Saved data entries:
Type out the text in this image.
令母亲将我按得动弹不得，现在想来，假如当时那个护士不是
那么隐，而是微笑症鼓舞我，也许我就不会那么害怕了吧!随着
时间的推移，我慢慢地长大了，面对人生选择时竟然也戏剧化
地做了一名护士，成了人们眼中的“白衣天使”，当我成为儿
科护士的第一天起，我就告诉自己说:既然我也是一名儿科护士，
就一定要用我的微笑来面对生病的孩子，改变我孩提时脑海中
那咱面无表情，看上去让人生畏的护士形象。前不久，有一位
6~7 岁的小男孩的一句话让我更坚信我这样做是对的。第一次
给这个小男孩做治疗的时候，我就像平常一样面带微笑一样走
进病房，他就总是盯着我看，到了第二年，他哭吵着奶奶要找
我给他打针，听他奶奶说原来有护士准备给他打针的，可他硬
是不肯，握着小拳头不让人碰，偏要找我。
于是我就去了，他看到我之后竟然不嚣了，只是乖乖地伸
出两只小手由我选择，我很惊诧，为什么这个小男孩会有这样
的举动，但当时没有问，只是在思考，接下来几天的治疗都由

◆ Your goal
Copy all of the data. Keep every word exactly as it is.

◆ Output below
Type out the text in this image.
令母亲将我按得动弹不得，现在想来，假如当时那个护士不是
那么隐，而是微笑症鼓舞我，也许我就不会那么害怕了吧!随着
时间的推移，我慢慢地长大了，面对人生选择时竟然也戏剧化
地做了一名护士，成了人们眼中的“白衣天使”，当我成为儿
科护士的第一天起，我就告诉自己说:既然我也是一名儿科护士，
就一定要用我的微笑来面对生病的孩子，改变我孩提时脑海中
那咱面无表情，看上去让人生畏的护士形象。前不久，有一位
6~7 岁的小男孩的一句话让我更坚信我这样做是对的。第一次
给这个小男孩做治疗的时候，我就像平常一样面带微笑一样走
进病房，他就总是盯着我看，到了第二年，他哭吵着奶奶要找
我给他打针，听他奶奶说原来有护士准备给他打针的，可他硬
是不肯，握着小拳头不让人碰，偏要找我。
于是我就去了，他看到我之后竟然不嚣了，只是乖乖地伸
出两只小手由我选择，我很惊诧，为什么这个小男孩会有这样
的举动，但当时没有问，只是在思考，接下来几天的治疗都由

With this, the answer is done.